==== Available records

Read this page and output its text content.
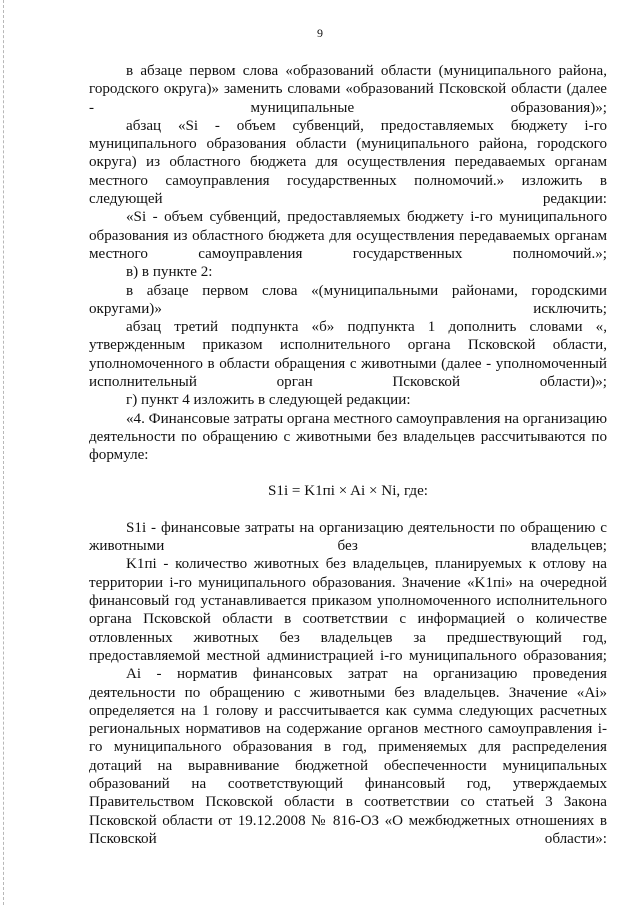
9

в абзаце первом слова «образований области (муниципального района, городского округа)» заменить словами «образований Псковской области (далее - муниципальные образования)»;

абзац «Si - объем субвенций, предоставляемых бюджету i-го муниципального образования области (муниципального района, городского округа) из областного бюджета для осуществления передаваемых органам местного самоуправления государственных полномочий.» изложить в следующей редакции:

«Si - объем субвенций, предоставляемых бюджету i-го муниципального образования из областного бюджета для осуществления передаваемых органам местного самоуправления государственных полномочий.»;

в) в пункте 2:

в абзаце первом слова «(муниципальными районами, городскими округами)» исключить;

абзац третий подпункта «б» подпункта 1 дополнить словами «, утвержденным приказом исполнительного органа Псковской области, уполномоченного в области обращения с животными (далее - уполномоченный исполнительный орган Псковской области)»;

г) пункт 4 изложить в следующей редакции:

«4. Финансовые затраты органа местного самоуправления на организацию деятельности по обращению с животными без владельцев рассчитываются по формуле:

S1i = K1пi × Ai × Ni, где:

S1i - финансовые затраты на организацию деятельности по обращению с животными без владельцев;

K1пi - количество животных без владельцев, планируемых к отлову на территории i-го муниципального образования. Значение «K1пi» на очередной финансовый год устанавливается приказом уполномоченного исполнительного органа Псковской области в соответствии с информацией о количестве отловленных животных без владельцев за предшествующий год, предоставляемой местной администрацией i-го муниципального образования;

Ai - норматив финансовых затрат на организацию проведения деятельности по обращению с животными без владельцев. Значение «Ai» определяется на 1 голову и рассчитывается как сумма следующих расчетных региональных нормативов на содержание органов местного самоуправления i-го муниципального образования в год, применяемых для распределения дотаций на выравнивание бюджетной обеспеченности муниципальных образований на соответствующий финансовый год, утверждаемых Правительством Псковской области в соответствии со статьей 3 Закона Псковской области от 19.12.2008 № 816-ОЗ «О межбюджетных отношениях в Псковской области»:
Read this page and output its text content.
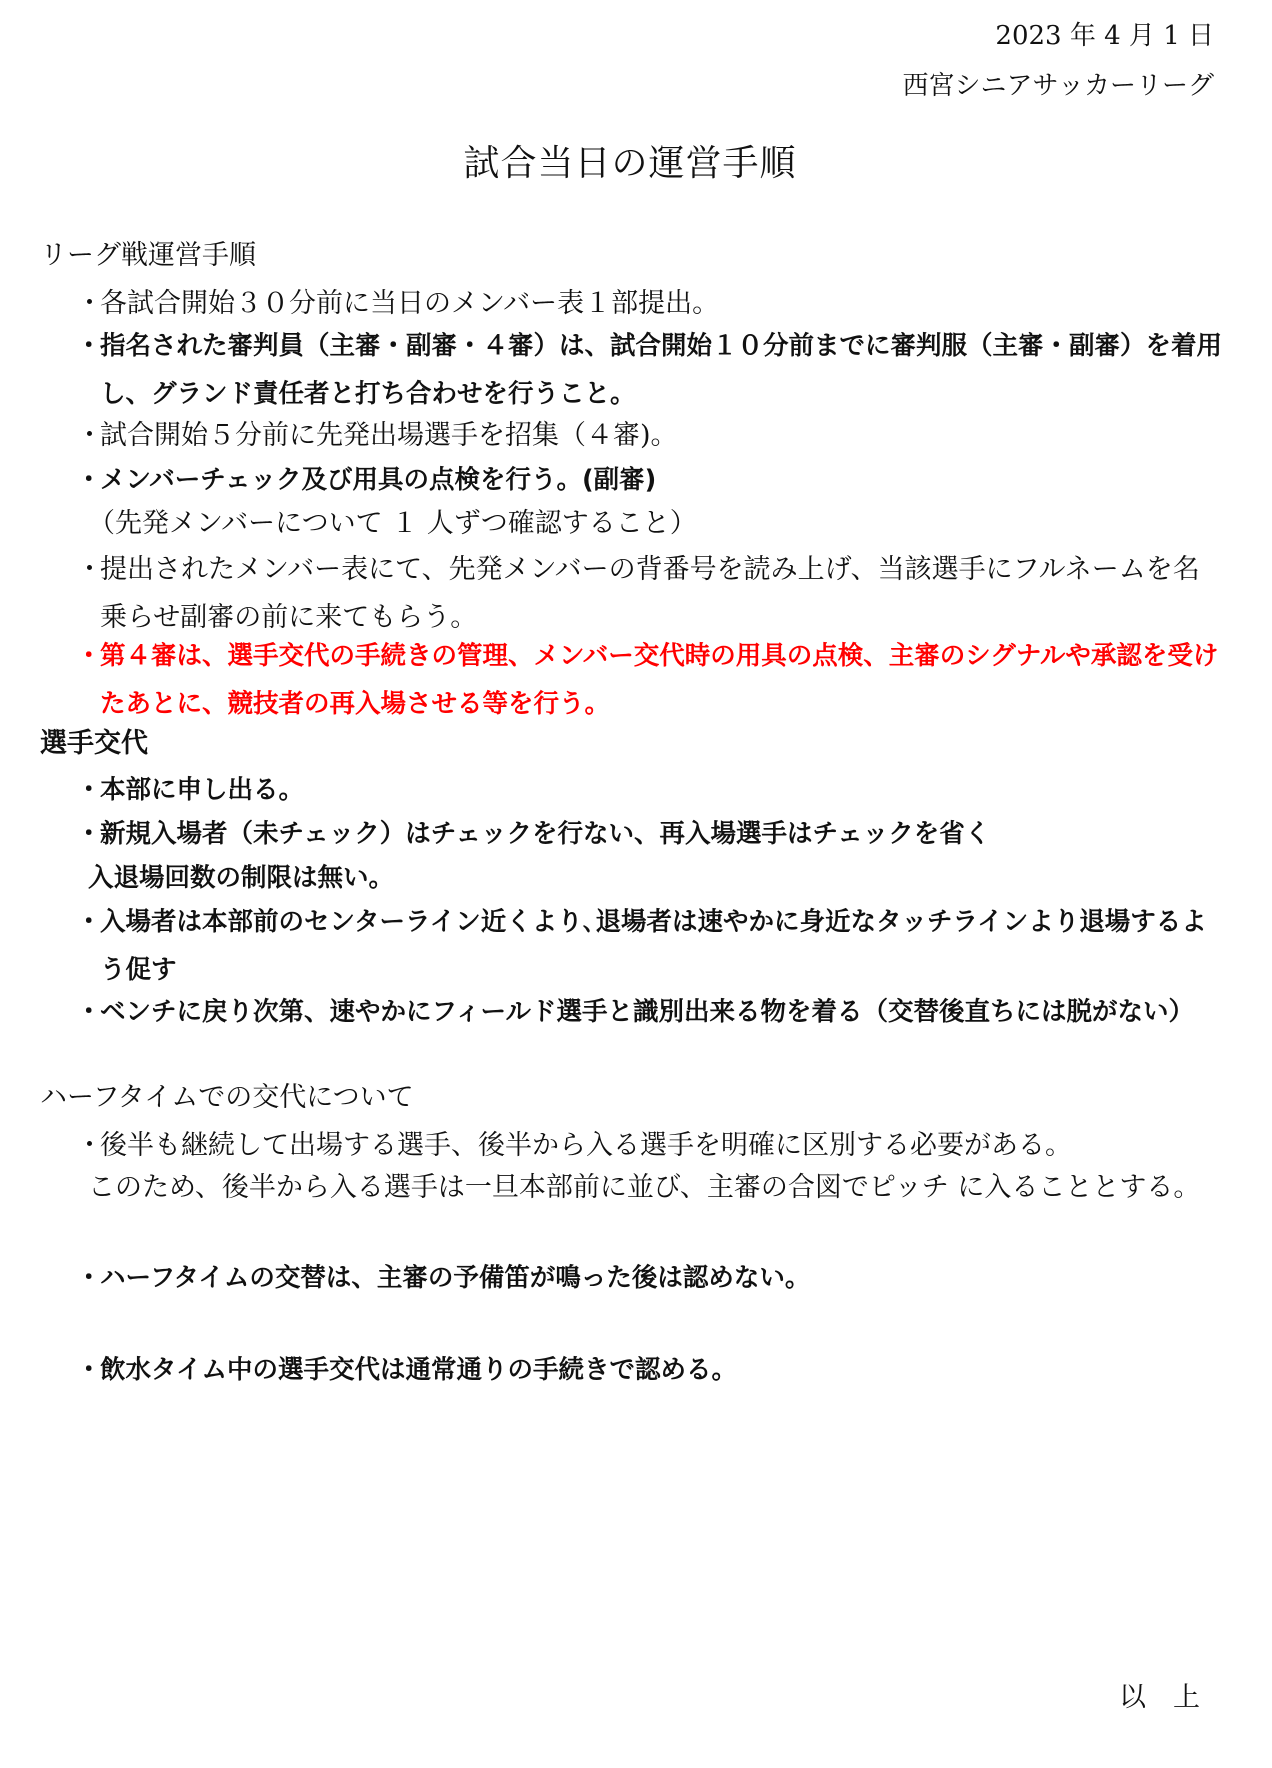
2023 年 4 月 1 日
西宮シニアサッカーリーグ
試合当日の運営手順
リーグ戦運営手順
・
各試合開始３０分前に当日のメンバー表１部提出。
・
指名された審判員（主審・副審・４審）は、試合開始１０分前までに審判服（主審・副審）を着用し、グランド責任者と打ち合わせを行うこと。
・
試合開始５分前に先発出場選手を招集（４審)。
・
メンバーチェック及び用具の点検を行う。(副審)
（先発メンバーについて １ 人ずつ確認すること）
・
提出されたメンバー表にて、先発メンバーの背番号を読み上げ、当該選手にフルネームを名乗らせ副審の前に来てもらう。
・
第４審は、選手交代の手続きの管理、メンバー交代時の用具の点検、主審のシグナルや承認を受けたあとに、競技者の再入場させる等を行う。
選手交代
・
本部に申し出る。
・
新規入場者（未チェック）はチェックを行ない、再入場選手はチェックを省く
入退場回数の制限は無い。
・
入場者は本部前のセンターライン近くより､退場者は速やかに身近なタッチラインより退場するよう促す
・
ベンチに戻り次第、速やかにフィールド選手と識別出来る物を着る（交替後直ちには脱がない）
ハーフタイムでの交代について
・
後半も継続して出場する選手、後半から入る選手を明確に区別する必要がある。
このため、後半から入る選手は一旦本部前に並び、主審の合図でピッチ に入ることとする。
・
ハーフタイムの交替は、主審の予備笛が鳴った後は認めない。
・
飲水タイム中の選手交代は通常通りの手続きで認める。
以　上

========

§ Description of the task
Pull out and copy each line containing the string "абзаце".

§ Correct response
в абзаце первом слова «образований области (муниципального района, городского округа)» заменить словами «образований Псковской области (далее - муниципальные образования)»;
в абзаце первом слова «(муниципальными районами, городскими округами)» исключить;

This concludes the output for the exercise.